>> Start RECORDED DATA

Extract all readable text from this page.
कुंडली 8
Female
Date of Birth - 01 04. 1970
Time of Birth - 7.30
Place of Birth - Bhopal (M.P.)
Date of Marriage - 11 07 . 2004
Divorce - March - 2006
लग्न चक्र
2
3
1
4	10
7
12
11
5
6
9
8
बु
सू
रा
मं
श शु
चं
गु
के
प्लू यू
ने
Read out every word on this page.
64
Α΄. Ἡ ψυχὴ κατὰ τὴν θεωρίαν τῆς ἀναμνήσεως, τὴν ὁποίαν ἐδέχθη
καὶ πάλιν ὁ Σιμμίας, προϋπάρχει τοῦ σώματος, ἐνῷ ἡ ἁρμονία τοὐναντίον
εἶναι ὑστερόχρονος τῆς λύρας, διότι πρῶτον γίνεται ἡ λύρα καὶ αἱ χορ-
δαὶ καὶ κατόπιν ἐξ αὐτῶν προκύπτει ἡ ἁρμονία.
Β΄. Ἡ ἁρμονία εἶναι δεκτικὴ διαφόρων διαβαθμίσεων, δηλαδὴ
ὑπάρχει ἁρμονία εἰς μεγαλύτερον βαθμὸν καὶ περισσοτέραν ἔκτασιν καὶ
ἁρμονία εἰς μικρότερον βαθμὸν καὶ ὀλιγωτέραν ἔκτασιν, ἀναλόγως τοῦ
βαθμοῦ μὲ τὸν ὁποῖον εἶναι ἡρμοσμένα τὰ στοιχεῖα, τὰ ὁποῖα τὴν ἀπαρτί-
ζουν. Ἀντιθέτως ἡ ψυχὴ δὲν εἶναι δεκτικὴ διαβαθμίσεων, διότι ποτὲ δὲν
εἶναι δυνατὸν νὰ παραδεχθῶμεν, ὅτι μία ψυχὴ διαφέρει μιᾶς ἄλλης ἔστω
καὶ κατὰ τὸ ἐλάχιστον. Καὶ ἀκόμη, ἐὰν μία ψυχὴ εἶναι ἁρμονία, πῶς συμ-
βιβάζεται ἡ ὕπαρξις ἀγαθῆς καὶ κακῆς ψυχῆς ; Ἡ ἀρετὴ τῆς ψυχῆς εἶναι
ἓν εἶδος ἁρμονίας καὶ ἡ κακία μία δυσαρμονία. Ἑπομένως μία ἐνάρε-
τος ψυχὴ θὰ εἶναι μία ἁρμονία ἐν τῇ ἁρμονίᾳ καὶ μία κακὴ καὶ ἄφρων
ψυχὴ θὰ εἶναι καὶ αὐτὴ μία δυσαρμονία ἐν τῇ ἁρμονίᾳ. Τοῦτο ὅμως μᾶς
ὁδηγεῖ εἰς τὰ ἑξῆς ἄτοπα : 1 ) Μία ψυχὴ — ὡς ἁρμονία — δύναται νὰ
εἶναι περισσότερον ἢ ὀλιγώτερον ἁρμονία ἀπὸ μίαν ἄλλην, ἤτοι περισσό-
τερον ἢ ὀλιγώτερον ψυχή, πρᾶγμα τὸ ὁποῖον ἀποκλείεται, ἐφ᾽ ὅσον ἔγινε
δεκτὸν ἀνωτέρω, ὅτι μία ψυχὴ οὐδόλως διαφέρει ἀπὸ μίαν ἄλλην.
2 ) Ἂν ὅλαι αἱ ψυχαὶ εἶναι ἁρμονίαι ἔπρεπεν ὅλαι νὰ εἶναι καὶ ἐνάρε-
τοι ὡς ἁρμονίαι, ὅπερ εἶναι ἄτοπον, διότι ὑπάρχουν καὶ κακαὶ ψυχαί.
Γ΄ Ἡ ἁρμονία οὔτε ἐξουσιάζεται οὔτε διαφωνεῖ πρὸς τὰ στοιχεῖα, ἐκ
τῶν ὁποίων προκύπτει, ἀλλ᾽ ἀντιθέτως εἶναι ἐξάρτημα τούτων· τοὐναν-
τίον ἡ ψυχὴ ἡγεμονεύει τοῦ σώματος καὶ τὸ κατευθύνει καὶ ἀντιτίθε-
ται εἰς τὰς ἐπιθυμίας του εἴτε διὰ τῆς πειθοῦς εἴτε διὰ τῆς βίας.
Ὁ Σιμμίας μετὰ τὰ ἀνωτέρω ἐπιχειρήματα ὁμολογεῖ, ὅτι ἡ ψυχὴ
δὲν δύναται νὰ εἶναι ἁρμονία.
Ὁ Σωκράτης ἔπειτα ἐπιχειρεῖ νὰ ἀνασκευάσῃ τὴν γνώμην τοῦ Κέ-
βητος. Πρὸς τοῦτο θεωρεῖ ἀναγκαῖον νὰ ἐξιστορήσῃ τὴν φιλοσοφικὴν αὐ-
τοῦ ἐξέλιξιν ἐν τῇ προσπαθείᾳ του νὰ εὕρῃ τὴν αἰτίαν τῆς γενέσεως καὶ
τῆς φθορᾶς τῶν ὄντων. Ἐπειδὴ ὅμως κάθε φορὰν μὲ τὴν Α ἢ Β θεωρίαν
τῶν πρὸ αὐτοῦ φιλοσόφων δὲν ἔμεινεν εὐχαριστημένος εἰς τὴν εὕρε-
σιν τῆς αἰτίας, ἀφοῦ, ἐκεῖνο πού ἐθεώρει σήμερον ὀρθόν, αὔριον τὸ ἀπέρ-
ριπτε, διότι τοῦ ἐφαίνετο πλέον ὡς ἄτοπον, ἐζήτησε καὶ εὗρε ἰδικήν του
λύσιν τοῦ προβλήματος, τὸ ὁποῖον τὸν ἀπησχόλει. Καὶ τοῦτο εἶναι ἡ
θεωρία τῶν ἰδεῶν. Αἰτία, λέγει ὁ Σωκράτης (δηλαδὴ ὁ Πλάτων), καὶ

>> End RECORDED DATA

WHAT NEEDS TO BE DONE:
Your task is to repeat every entry exactly.

ANSWER TO THE TASK:
Extract all readable text from this page.
कुंडली 8
Female
Date of Birth - 01 04. 1970
Time of Birth - 7.30
Place of Birth - Bhopal (M.P.)
Date of Marriage - 11 07 . 2004
Divorce - March - 2006
लग्न चक्र
2
3
1
4	10
7
12
11
5
6
9
8
बु
सू
रा
मं
श शु
चं
गु
के
प्लू यू
ने
Read out every word on this page.
64
Α΄. Ἡ ψυχὴ κατὰ τὴν θεωρίαν τῆς ἀναμνήσεως, τὴν ὁποίαν ἐδέχθη
καὶ πάλιν ὁ Σιμμίας, προϋπάρχει τοῦ σώματος, ἐνῷ ἡ ἁρμονία τοὐναντίον
εἶναι ὑστερόχρονος τῆς λύρας, διότι πρῶτον γίνεται ἡ λύρα καὶ αἱ χορ-
δαὶ καὶ κατόπιν ἐξ αὐτῶν προκύπτει ἡ ἁρμονία.
Β΄. Ἡ ἁρμονία εἶναι δεκτικὴ διαφόρων διαβαθμίσεων, δηλαδὴ
ὑπάρχει ἁρμονία εἰς μεγαλύτερον βαθμὸν καὶ περισσοτέραν ἔκτασιν καὶ
ἁρμονία εἰς μικρότερον βαθμὸν καὶ ὀλιγωτέραν ἔκτασιν, ἀναλόγως τοῦ
βαθμοῦ μὲ τὸν ὁποῖον εἶναι ἡρμοσμένα τὰ στοιχεῖα, τὰ ὁποῖα τὴν ἀπαρτί-
ζουν. Ἀντιθέτως ἡ ψυχὴ δὲν εἶναι δεκτικὴ διαβαθμίσεων, διότι ποτὲ δὲν
εἶναι δυνατὸν νὰ παραδεχθῶμεν, ὅτι μία ψυχὴ διαφέρει μιᾶς ἄλλης ἔστω
καὶ κατὰ τὸ ἐλάχιστον. Καὶ ἀκόμη, ἐὰν μία ψυχὴ εἶναι ἁρμονία, πῶς συμ-
βιβάζεται ἡ ὕπαρξις ἀγαθῆς καὶ κακῆς ψυχῆς ; Ἡ ἀρετὴ τῆς ψυχῆς εἶναι
ἓν εἶδος ἁρμονίας καὶ ἡ κακία μία δυσαρμονία. Ἑπομένως μία ἐνάρε-
τος ψυχὴ θὰ εἶναι μία ἁρμονία ἐν τῇ ἁρμονίᾳ καὶ μία κακὴ καὶ ἄφρων
ψυχὴ θὰ εἶναι καὶ αὐτὴ μία δυσαρμονία ἐν τῇ ἁρμονίᾳ. Τοῦτο ὅμως μᾶς
ὁδηγεῖ εἰς τὰ ἑξῆς ἄτοπα : 1 ) Μία ψυχὴ — ὡς ἁρμονία — δύναται νὰ
εἶναι περισσότερον ἢ ὀλιγώτερον ἁρμονία ἀπὸ μίαν ἄλλην, ἤτοι περισσό-
τερον ἢ ὀλιγώτερον ψυχή, πρᾶγμα τὸ ὁποῖον ἀποκλείεται, ἐφ᾽ ὅσον ἔγινε
δεκτὸν ἀνωτέρω, ὅτι μία ψυχὴ οὐδόλως διαφέρει ἀπὸ μίαν ἄλλην.
2 ) Ἂν ὅλαι αἱ ψυχαὶ εἶναι ἁρμονίαι ἔπρεπεν ὅλαι νὰ εἶναι καὶ ἐνάρε-
τοι ὡς ἁρμονίαι, ὅπερ εἶναι ἄτοπον, διότι ὑπάρχουν καὶ κακαὶ ψυχαί.
Γ΄ Ἡ ἁρμονία οὔτε ἐξουσιάζεται οὔτε διαφωνεῖ πρὸς τὰ στοιχεῖα, ἐκ
τῶν ὁποίων προκύπτει, ἀλλ᾽ ἀντιθέτως εἶναι ἐξάρτημα τούτων· τοὐναν-
τίον ἡ ψυχὴ ἡγεμονεύει τοῦ σώματος καὶ τὸ κατευθύνει καὶ ἀντιτίθε-
ται εἰς τὰς ἐπιθυμίας του εἴτε διὰ τῆς πειθοῦς εἴτε διὰ τῆς βίας.
Ὁ Σιμμίας μετὰ τὰ ἀνωτέρω ἐπιχειρήματα ὁμολογεῖ, ὅτι ἡ ψυχὴ
δὲν δύναται νὰ εἶναι ἁρμονία.
Ὁ Σωκράτης ἔπειτα ἐπιχειρεῖ νὰ ἀνασκευάσῃ τὴν γνώμην τοῦ Κέ-
βητος. Πρὸς τοῦτο θεωρεῖ ἀναγκαῖον νὰ ἐξιστορήσῃ τὴν φιλοσοφικὴν αὐ-
τοῦ ἐξέλιξιν ἐν τῇ προσπαθείᾳ του νὰ εὕρῃ τὴν αἰτίαν τῆς γενέσεως καὶ
τῆς φθορᾶς τῶν ὄντων. Ἐπειδὴ ὅμως κάθε φορὰν μὲ τὴν Α ἢ Β θεωρίαν
τῶν πρὸ αὐτοῦ φιλοσόφων δὲν ἔμεινεν εὐχαριστημένος εἰς τὴν εὕρε-
σιν τῆς αἰτίας, ἀφοῦ, ἐκεῖνο πού ἐθεώρει σήμερον ὀρθόν, αὔριον τὸ ἀπέρ-
ριπτε, διότι τοῦ ἐφαίνετο πλέον ὡς ἄτοπον, ἐζήτησε καὶ εὗρε ἰδικήν του
λύσιν τοῦ προβλήματος, τὸ ὁποῖον τὸν ἀπησχόλει. Καὶ τοῦτο εἶναι ἡ
θεωρία τῶν ἰδεῶν. Αἰτία, λέγει ὁ Σωκράτης (δηλαδὴ ὁ Πλάτων), καὶ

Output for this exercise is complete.